Data entries>
#####

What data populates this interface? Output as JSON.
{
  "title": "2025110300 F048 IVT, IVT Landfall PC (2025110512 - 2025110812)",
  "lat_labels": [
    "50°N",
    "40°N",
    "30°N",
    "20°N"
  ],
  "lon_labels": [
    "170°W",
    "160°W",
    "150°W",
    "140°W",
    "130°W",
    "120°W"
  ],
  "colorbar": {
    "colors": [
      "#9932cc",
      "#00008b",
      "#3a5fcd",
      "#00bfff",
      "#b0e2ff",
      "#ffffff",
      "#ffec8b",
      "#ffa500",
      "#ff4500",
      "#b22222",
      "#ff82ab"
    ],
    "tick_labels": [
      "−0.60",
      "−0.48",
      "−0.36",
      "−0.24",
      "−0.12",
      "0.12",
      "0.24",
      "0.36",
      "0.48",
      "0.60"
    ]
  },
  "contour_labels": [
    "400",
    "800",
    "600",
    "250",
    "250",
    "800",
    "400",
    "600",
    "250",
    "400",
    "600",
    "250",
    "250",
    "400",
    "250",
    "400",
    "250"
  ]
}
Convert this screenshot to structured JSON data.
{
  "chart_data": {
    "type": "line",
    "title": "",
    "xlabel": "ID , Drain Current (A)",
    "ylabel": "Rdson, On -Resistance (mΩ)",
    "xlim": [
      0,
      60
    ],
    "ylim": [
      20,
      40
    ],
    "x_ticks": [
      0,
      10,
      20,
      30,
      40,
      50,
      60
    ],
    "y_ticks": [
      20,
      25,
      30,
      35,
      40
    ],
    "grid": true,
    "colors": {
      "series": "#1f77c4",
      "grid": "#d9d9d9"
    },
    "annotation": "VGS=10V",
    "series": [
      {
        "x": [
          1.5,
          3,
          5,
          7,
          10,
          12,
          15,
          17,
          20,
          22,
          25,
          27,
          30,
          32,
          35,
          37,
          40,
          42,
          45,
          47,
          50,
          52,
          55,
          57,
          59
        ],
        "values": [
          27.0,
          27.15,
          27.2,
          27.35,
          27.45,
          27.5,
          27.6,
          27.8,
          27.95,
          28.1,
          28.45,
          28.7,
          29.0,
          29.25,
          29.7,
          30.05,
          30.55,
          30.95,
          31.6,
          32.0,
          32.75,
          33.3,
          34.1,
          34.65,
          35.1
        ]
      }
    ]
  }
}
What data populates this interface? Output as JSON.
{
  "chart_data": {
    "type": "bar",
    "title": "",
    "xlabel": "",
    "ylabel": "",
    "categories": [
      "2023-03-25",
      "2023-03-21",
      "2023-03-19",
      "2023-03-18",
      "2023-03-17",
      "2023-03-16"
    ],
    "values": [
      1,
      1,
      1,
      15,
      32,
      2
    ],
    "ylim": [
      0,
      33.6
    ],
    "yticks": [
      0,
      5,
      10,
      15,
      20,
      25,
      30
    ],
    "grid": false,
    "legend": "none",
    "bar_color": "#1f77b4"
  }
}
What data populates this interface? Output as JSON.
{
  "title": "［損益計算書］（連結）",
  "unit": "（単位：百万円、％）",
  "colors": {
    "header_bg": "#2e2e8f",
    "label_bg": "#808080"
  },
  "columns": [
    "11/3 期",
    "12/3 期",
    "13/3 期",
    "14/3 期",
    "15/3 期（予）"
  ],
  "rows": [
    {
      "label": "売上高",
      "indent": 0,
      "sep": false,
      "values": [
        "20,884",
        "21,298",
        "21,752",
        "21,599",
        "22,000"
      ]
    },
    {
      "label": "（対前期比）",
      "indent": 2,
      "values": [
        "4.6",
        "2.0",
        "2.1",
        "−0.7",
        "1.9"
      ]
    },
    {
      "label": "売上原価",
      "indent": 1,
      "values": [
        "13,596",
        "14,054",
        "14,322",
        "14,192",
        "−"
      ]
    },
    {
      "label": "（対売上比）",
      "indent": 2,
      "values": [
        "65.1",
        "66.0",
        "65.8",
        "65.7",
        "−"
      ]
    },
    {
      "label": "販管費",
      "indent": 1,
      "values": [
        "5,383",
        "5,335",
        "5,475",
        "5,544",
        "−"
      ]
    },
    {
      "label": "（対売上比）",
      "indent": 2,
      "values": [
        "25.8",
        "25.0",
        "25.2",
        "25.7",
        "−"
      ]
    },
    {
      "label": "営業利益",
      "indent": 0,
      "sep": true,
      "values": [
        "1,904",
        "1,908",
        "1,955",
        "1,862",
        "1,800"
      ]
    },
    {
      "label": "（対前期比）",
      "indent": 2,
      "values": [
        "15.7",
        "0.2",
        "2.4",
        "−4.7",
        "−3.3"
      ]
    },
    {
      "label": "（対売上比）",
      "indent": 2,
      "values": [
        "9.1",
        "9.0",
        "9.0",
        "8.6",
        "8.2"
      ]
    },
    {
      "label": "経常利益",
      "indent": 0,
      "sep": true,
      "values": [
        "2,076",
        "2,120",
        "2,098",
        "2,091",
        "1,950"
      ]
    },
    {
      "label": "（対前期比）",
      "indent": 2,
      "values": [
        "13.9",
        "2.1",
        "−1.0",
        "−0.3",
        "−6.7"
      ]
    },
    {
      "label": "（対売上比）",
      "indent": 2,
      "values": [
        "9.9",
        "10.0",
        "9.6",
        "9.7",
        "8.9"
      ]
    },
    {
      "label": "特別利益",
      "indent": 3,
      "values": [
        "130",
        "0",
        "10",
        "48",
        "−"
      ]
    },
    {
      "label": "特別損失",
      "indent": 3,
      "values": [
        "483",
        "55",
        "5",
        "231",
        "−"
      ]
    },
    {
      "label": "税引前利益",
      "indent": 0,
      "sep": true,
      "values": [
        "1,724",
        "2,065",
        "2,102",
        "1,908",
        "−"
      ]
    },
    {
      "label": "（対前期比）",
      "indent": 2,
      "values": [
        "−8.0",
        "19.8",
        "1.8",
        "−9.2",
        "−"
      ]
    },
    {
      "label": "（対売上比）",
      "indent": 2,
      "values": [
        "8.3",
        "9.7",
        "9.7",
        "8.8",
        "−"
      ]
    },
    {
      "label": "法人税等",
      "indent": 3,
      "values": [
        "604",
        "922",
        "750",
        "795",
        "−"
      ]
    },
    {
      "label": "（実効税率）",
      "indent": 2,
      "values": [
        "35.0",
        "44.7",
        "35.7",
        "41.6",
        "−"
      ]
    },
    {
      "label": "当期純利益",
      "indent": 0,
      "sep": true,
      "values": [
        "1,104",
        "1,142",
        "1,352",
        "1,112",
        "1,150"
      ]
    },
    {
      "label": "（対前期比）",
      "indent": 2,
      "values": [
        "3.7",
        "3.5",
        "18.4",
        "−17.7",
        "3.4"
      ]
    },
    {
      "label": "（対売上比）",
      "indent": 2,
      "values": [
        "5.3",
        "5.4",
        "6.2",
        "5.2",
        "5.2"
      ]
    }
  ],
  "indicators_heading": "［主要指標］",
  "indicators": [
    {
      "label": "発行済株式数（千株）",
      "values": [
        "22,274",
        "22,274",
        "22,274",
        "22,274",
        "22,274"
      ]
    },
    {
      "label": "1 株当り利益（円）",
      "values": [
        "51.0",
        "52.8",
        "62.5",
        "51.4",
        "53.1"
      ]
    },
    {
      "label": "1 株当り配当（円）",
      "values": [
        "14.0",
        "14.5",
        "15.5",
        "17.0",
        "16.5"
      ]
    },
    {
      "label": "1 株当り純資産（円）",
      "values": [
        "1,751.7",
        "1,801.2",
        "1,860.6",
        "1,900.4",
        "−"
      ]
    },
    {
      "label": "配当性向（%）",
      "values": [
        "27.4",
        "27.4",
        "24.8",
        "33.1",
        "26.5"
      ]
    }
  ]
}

#####

Exercise details> Print all of the data exactly as it was given.

Solution to this problem>
What data populates this interface? Output as JSON.
{
  "title": "2025110300 F048 IVT, IVT Landfall PC (2025110512 - 2025110812)",
  "lat_labels": [
    "50°N",
    "40°N",
    "30°N",
    "20°N"
  ],
  "lon_labels": [
    "170°W",
    "160°W",
    "150°W",
    "140°W",
    "130°W",
    "120°W"
  ],
  "colorbar": {
    "colors": [
      "#9932cc",
      "#00008b",
      "#3a5fcd",
      "#00bfff",
      "#b0e2ff",
      "#ffffff",
      "#ffec8b",
      "#ffa500",
      "#ff4500",
      "#b22222",
      "#ff82ab"
    ],
    "tick_labels": [
      "−0.60",
      "−0.48",
      "−0.36",
      "−0.24",
      "−0.12",
      "0.12",
      "0.24",
      "0.36",
      "0.48",
      "0.60"
    ]
  },
  "contour_labels": [
    "400",
    "800",
    "600",
    "250",
    "250",
    "800",
    "400",
    "600",
    "250",
    "400",
    "600",
    "250",
    "250",
    "400",
    "250",
    "400",
    "250"
  ]
}
Convert this screenshot to structured JSON data.
{
  "chart_data": {
    "type": "line",
    "title": "",
    "xlabel": "ID , Drain Current (A)",
    "ylabel": "Rdson, On -Resistance (mΩ)",
    "xlim": [
      0,
      60
    ],
    "ylim": [
      20,
      40
    ],
    "x_ticks": [
      0,
      10,
      20,
      30,
      40,
      50,
      60
    ],
    "y_ticks": [
      20,
      25,
      30,
      35,
      40
    ],
    "grid": true,
    "colors": {
      "series": "#1f77c4",
      "grid": "#d9d9d9"
    },
    "annotation": "VGS=10V",
    "series": [
      {
        "x": [
          1.5,
          3,
          5,
          7,
          10,
          12,
          15,
          17,
          20,
          22,
          25,
          27,
          30,
          32,
          35,
          37,
          40,
          42,
          45,
          47,
          50,
          52,
          55,
          57,
          59
        ],
        "values": [
          27.0,
          27.15,
          27.2,
          27.35,
          27.45,
          27.5,
          27.6,
          27.8,
          27.95,
          28.1,
          28.45,
          28.7,
          29.0,
          29.25,
          29.7,
          30.05,
          30.55,
          30.95,
          31.6,
          32.0,
          32.75,
          33.3,
          34.1,
          34.65,
          35.1
        ]
      }
    ]
  }
}
What data populates this interface? Output as JSON.
{
  "chart_data": {
    "type": "bar",
    "title": "",
    "xlabel": "",
    "ylabel": "",
    "categories": [
      "2023-03-25",
      "2023-03-21",
      "2023-03-19",
      "2023-03-18",
      "2023-03-17",
      "2023-03-16"
    ],
    "values": [
      1,
      1,
      1,
      15,
      32,
      2
    ],
    "ylim": [
      0,
      33.6
    ],
    "yticks": [
      0,
      5,
      10,
      15,
      20,
      25,
      30
    ],
    "grid": false,
    "legend": "none",
    "bar_color": "#1f77b4"
  }
}
What data populates this interface? Output as JSON.
{
  "title": "［損益計算書］（連結）",
  "unit": "（単位：百万円、％）",
  "colors": {
    "header_bg": "#2e2e8f",
    "label_bg": "#808080"
  },
  "columns": [
    "11/3 期",
    "12/3 期",
    "13/3 期",
    "14/3 期",
    "15/3 期（予）"
  ],
  "rows": [
    {
      "label": "売上高",
      "indent": 0,
      "sep": false,
      "values": [
        "20,884",
        "21,298",
        "21,752",
        "21,599",
        "22,000"
      ]
    },
    {
      "label": "（対前期比）",
      "indent": 2,
      "values": [
        "4.6",
        "2.0",
        "2.1",
        "−0.7",
        "1.9"
      ]
    },
    {
      "label": "売上原価",
      "indent": 1,
      "values": [
        "13,596",
        "14,054",
        "14,322",
        "14,192",
        "−"
      ]
    },
    {
      "label": "（対売上比）",
      "indent": 2,
      "values": [
        "65.1",
        "66.0",
        "65.8",
        "65.7",
        "−"
      ]
    },
    {
      "label": "販管費",
      "indent": 1,
      "values": [
        "5,383",
        "5,335",
        "5,475",
        "5,544",
        "−"
      ]
    },
    {
      "label": "（対売上比）",
      "indent": 2,
      "values": [
        "25.8",
        "25.0",
        "25.2",
        "25.7",
        "−"
      ]
    },
    {
      "label": "営業利益",
      "indent": 0,
      "sep": true,
      "values": [
        "1,904",
        "1,908",
        "1,955",
        "1,862",
        "1,800"
      ]
    },
    {
      "label": "（対前期比）",
      "indent": 2,
      "values": [
        "15.7",
        "0.2",
        "2.4",
        "−4.7",
        "−3.3"
      ]
    },
    {
      "label": "（対売上比）",
      "indent": 2,
      "values": [
        "9.1",
        "9.0",
        "9.0",
        "8.6",
        "8.2"
      ]
    },
    {
      "label": "経常利益",
      "indent": 0,
      "sep": true,
      "values": [
        "2,076",
        "2,120",
        "2,098",
        "2,091",
        "1,950"
      ]
    },
    {
      "label": "（対前期比）",
      "indent": 2,
      "values": [
        "13.9",
        "2.1",
        "−1.0",
        "−0.3",
        "−6.7"
      ]
    },
    {
      "label": "（対売上比）",
      "indent": 2,
      "values": [
        "9.9",
        "10.0",
        "9.6",
        "9.7",
        "8.9"
      ]
    },
    {
      "label": "特別利益",
      "indent": 3,
      "values": [
        "130",
        "0",
        "10",
        "48",
        "−"
      ]
    },
    {
      "label": "特別損失",
      "indent": 3,
      "values": [
        "483",
        "55",
        "5",
        "231",
        "−"
      ]
    },
    {
      "label": "税引前利益",
      "indent": 0,
      "sep": true,
      "values": [
        "1,724",
        "2,065",
        "2,102",
        "1,908",
        "−"
      ]
    },
    {
      "label": "（対前期比）",
      "indent": 2,
      "values": [
        "−8.0",
        "19.8",
        "1.8",
        "−9.2",
        "−"
      ]
    },
    {
      "label": "（対売上比）",
      "indent": 2,
      "values": [
        "8.3",
        "9.7",
        "9.7",
        "8.8",
        "−"
      ]
    },
    {
      "label": "法人税等",
      "indent": 3,
      "values": [
        "604",
        "922",
        "750",
        "795",
        "−"
      ]
    },
    {
      "label": "（実効税率）",
      "indent": 2,
      "values": [
        "35.0",
        "44.7",
        "35.7",
        "41.6",
        "−"
      ]
    },
    {
      "label": "当期純利益",
      "indent": 0,
      "sep": true,
      "values": [
        "1,104",
        "1,142",
        "1,352",
        "1,112",
        "1,150"
      ]
    },
    {
      "label": "（対前期比）",
      "indent": 2,
      "values": [
        "3.7",
        "3.5",
        "18.4",
        "−17.7",
        "3.4"
      ]
    },
    {
      "label": "（対売上比）",
      "indent": 2,
      "values": [
        "5.3",
        "5.4",
        "6.2",
        "5.2",
        "5.2"
      ]
    }
  ],
  "indicators_heading": "［主要指標］",
  "indicators": [
    {
      "label": "発行済株式数（千株）",
      "values": [
        "22,274",
        "22,274",
        "22,274",
        "22,274",
        "22,274"
      ]
    },
    {
      "label": "1 株当り利益（円）",
      "values": [
        "51.0",
        "52.8",
        "62.5",
        "51.4",
        "53.1"
      ]
    },
    {
      "label": "1 株当り配当（円）",
      "values": [
        "14.0",
        "14.5",
        "15.5",
        "17.0",
        "16.5"
      ]
    },
    {
      "label": "1 株当り純資産（円）",
      "values": [
        "1,751.7",
        "1,801.2",
        "1,860.6",
        "1,900.4",
        "−"
      ]
    },
    {
      "label": "配当性向（%）",
      "values": [
        "27.4",
        "27.4",
        "24.8",
        "33.1",
        "26.5"
      ]
    }
  ]
}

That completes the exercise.